Start of DOCUMENT PASSAGE

Tuesday, 20 August 2013

(Belated) Sexy Sunday- Sex Positive Profile- Xander Prestage

1. Name- Xander Prestage

2. Occupation- Student

3. How do you self-define?-
Queer, PanHomoAsexyMess

4. What does the word sex mean to you?-
Straight in at the deep end! For me sex is a connection shared between people, using their bodies. I like to keep the whole concept as loose and fluid as I can because each time I have sex it is so individual and unique.

5. What does the sex positive movement mean to you?-
Being sex positive, for me, means not being shamed into silence. It means promoting a healthy discourse between partners, parents, children and friends, refusing to acknowledge that sex happens and the massively diverse range of emotions and consequences it brings to people's lives is a mistake.

6. Quick Fire
Sweet or savoury-I'm a starters kind of guy, savoury.
Book or film-BOOK!
Rainbow or glitter-Tasteful Rainbow.
Unicorns or dinasours-Dinosaurs, I think.
The Smiths or The Clash-Emotions vs Angst? Ahhh can't choose.
Lights on or off-Mood lights, fuck yeah.
Candles or fairy lights-Fairy lights, round the headboard (see above ;) )
Cuddles or love letters-Cuddles
Porn or literotica-oooooh, morally and politically erotica, realistically - 'good' porn
Online dating or set ups-Set me up!
Cats or dogs-Not even a competition, caaats
Spongebob or tigger-Tigger, just for the tail.

7. What's your favourite sex posi resource?- My favourite resource has to be Laci Green's YouTube channel. She presents a range of issues in a really well delivered way. I see her channel as a gateway to sex positive resources. My favourite video of hers is probably her discussion of virginity as a social construct.

8. Your perfect date? (If money were no object)-
Mine is cheap as chips anyway! Never mind the money. It has to be a night round an open fire in the woods, blankets and all the other relevant panoply. Then adjourning into a canvas tent for cuddles.

9. What was your sex ed like in school? Good points/bad points? Marks out of 10?-
Ha! Urm, all I can remember is drawing penises and labeling them, although we did one interesting, if nothing else, activity - washing line up, classmates take it in turns to place gestures or friendship/relationship on the washing line with stranger at one end and life partner at the other. Then have the class break out laughing when handjobs gets put closer to the stranger end than shaking hands... sadly it wasn't so and I shook far more hands than I got handjobs throughout my school career. 4/10

10. What's your wildest sexual experience?-
Threesome happened, MMM. WILD NIGHT.

End of DOCUMENT PASSAGE
Start of INFORMATION

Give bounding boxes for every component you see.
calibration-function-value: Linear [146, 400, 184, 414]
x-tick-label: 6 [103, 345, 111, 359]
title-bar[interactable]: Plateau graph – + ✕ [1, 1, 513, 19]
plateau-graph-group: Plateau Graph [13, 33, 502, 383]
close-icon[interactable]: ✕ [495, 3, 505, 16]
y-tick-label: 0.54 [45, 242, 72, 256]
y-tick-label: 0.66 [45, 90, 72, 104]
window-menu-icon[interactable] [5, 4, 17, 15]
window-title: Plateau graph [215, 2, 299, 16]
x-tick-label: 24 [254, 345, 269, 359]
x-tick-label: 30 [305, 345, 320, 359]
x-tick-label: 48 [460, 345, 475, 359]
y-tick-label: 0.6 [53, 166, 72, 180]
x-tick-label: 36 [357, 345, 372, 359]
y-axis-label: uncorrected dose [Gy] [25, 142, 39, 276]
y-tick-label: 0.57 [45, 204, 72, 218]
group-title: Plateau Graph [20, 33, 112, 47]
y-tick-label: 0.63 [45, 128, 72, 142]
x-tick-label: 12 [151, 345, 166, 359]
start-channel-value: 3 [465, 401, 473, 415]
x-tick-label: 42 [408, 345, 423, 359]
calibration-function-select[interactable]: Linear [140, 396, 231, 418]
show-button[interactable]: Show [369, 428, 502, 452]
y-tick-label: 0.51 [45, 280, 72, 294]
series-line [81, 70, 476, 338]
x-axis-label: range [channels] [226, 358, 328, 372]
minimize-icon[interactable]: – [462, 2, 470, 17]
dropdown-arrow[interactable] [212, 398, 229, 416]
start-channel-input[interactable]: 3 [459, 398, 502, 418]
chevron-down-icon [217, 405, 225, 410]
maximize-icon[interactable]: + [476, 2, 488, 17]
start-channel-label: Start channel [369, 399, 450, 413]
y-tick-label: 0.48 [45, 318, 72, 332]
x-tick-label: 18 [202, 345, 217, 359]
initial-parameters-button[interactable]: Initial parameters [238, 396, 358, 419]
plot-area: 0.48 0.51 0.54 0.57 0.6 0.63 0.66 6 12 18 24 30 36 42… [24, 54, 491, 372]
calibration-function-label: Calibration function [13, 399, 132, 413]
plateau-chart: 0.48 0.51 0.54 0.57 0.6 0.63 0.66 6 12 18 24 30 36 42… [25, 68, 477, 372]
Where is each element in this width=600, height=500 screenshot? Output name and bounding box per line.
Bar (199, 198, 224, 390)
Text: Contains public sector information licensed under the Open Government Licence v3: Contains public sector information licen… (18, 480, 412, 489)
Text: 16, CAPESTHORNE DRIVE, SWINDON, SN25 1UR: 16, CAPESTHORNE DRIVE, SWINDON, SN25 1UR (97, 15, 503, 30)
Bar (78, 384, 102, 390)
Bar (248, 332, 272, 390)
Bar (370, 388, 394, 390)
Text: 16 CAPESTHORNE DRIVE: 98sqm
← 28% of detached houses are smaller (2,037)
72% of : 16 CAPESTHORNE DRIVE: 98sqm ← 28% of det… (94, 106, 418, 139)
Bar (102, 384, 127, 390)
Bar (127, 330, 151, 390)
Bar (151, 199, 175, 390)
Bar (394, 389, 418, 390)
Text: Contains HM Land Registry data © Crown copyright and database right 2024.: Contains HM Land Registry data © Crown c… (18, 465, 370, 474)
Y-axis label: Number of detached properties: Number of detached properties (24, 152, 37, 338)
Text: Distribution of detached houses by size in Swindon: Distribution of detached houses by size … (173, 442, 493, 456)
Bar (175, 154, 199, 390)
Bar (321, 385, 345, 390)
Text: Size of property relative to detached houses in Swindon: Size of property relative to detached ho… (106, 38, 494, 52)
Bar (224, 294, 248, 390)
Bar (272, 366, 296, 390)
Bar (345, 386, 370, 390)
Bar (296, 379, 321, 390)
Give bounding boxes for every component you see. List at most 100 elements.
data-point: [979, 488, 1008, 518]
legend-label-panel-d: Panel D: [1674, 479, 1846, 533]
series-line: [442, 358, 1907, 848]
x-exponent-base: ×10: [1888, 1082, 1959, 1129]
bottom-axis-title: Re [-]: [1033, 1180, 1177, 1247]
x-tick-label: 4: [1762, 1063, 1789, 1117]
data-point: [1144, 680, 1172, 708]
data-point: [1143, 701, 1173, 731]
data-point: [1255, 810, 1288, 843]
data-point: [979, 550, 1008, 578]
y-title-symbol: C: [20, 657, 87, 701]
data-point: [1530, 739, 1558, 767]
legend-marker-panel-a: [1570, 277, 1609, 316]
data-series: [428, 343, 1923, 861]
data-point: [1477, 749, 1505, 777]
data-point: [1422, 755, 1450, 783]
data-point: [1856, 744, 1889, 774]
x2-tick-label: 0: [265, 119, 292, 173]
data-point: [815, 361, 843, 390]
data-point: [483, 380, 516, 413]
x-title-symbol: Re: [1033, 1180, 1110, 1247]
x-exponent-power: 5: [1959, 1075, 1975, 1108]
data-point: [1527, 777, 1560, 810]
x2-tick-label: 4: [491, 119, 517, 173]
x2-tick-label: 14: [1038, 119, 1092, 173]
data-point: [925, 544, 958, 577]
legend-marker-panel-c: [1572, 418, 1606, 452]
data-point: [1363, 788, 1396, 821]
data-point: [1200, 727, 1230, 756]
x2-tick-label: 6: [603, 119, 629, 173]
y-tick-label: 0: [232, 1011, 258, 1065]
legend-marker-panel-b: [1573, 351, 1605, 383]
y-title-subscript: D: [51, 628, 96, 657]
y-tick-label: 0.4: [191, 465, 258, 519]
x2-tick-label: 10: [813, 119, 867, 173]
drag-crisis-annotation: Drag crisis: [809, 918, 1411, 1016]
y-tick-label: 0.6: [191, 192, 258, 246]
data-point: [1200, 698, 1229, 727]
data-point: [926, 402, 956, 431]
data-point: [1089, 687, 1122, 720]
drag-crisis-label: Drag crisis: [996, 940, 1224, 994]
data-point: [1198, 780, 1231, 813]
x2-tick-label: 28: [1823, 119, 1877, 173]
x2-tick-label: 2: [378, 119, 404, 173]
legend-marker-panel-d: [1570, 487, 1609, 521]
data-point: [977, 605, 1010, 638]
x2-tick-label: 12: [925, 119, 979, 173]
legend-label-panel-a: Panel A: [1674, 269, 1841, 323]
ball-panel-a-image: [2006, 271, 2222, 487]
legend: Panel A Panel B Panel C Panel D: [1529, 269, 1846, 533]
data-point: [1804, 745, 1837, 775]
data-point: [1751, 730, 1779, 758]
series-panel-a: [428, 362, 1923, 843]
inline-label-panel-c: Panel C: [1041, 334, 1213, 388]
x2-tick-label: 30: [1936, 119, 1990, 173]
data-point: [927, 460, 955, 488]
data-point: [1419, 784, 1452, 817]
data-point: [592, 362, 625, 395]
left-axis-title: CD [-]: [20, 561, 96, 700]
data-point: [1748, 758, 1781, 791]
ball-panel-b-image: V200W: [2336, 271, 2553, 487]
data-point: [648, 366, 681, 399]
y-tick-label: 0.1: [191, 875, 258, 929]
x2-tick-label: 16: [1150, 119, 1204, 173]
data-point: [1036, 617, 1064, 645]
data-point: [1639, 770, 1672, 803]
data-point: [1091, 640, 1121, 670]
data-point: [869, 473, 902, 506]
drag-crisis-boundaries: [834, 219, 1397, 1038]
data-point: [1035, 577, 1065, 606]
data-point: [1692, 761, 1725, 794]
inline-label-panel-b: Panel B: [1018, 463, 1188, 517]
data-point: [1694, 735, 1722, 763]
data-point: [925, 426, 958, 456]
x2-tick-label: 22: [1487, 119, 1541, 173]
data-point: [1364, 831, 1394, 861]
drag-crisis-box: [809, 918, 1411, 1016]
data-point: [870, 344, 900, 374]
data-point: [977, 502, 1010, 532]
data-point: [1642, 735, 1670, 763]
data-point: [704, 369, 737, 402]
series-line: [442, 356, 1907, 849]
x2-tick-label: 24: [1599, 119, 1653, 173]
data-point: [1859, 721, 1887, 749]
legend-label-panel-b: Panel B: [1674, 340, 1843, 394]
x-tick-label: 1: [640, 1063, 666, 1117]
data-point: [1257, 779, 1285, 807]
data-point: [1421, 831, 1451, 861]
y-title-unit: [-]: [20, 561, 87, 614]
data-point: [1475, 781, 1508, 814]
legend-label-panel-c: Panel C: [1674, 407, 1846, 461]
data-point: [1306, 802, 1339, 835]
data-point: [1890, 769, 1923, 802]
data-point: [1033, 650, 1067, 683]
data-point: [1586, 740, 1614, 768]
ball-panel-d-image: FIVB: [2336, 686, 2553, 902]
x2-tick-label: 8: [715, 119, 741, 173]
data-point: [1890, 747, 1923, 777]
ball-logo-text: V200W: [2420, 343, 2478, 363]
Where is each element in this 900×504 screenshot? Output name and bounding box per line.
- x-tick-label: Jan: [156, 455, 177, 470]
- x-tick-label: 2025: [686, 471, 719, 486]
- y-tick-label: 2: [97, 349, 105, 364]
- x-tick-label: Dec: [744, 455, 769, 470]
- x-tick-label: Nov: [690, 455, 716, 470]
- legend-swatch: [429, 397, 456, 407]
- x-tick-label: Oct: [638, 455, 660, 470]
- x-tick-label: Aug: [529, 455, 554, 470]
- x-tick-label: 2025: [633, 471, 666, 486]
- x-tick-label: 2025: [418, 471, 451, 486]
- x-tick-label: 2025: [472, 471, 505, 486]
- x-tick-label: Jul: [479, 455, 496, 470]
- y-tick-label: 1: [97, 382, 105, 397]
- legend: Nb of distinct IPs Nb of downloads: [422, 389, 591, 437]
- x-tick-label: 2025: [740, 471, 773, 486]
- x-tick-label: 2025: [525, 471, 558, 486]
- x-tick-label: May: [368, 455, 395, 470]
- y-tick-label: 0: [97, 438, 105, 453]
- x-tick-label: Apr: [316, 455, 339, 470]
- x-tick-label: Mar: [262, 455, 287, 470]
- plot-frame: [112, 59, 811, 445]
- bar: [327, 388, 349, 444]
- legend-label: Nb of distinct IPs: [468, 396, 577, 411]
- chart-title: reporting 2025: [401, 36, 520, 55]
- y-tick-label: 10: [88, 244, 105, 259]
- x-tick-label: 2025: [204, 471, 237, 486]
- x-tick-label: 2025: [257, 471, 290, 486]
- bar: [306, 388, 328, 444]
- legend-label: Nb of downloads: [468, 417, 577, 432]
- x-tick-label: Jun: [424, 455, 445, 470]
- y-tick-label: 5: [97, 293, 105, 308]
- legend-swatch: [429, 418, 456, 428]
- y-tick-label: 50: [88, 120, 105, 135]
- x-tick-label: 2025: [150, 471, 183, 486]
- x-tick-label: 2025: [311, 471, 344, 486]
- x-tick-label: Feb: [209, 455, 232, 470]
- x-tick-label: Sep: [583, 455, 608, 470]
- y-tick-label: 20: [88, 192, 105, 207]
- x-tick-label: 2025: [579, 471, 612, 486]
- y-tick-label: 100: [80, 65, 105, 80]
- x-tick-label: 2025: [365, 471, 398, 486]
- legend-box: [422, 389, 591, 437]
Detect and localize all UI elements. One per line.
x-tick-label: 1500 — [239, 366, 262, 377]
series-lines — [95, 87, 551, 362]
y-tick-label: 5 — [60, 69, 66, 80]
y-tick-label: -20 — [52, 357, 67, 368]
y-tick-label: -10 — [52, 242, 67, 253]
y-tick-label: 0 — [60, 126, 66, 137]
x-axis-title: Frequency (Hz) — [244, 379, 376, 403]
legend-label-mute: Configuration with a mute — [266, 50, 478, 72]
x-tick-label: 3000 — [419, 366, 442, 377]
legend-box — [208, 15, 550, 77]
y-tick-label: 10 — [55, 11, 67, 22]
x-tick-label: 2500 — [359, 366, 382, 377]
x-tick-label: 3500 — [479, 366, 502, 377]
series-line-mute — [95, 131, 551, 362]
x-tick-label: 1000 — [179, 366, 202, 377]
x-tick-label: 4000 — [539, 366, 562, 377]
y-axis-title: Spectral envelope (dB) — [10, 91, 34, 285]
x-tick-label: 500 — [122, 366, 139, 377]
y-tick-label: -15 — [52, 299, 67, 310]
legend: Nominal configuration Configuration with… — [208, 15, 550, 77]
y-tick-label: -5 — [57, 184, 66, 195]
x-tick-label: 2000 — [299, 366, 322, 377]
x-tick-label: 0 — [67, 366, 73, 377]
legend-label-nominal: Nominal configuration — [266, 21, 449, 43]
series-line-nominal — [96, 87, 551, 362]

End of INFORMATION

WORK REQUIRED = Could you continue the sex-positive profile interview with Xander Prestage, picking up after its last answer?

TASK ANSWER =
11. At what age did you start masturbating?-
Urrrrrm, I was a late bloomer and this actually was a pretty big source of anxiety for me. I didn't hit puberty whilst other guys had to shave daily. 15?

12. What are your political views?-
Anarcho-Socialist sort of thing.

13. Who is your sex idol?-
Hmmm, Jake Bass - Porn Star. Get's to know his scene partners for a couple of days, is always safe, bit of an alternative look with the tattoos and plugs, and the gifs on tumblr...

14.
Love to-Aggressivley kiss.
Sometimes will- Rim.
Uncomfortable with- Fisting.

15. What is your sex motto?-
I don't know if I have one set in stone really, I just like to enjoy myself. If you can't laugh about the sex you are having you probably aren't ready to be having it.

16. What is your true passion in life?-
People, I love people. As cliche and vapid as it sounds. I study linguistics and I love the Sociolinguistics, the study of language and society does stuff to me. If you can talk good language and gender theory you may as well kiss me now.

17. You send one sex positive message out into the word in 7 words, what is it?-
"Porn is not a healthy representation of sex"

18. Do you believe everyone has a kink? If so what's yours?-
I don't really know to be honest, I'm pretty vanilla. I like a bit of biting and gentle scratching, although have had some more vigorous experiences (not complaining at all!). Also, showersex; yes please.

19. How do you define you relationship status at the moment?-
Hmmmm, a monogamous work in progress? It's a really hard one to define for me.

20. Where can we see more of you?-
Tumblaaaar: http://praevaleo.tumblr.com/
Twitter:
@greyjoydivision

(I'm hoping to run a sex positive profile each Sunday to give sex positive activists a chance to talk about themselves and offer networking opportunities and have fun with nice people.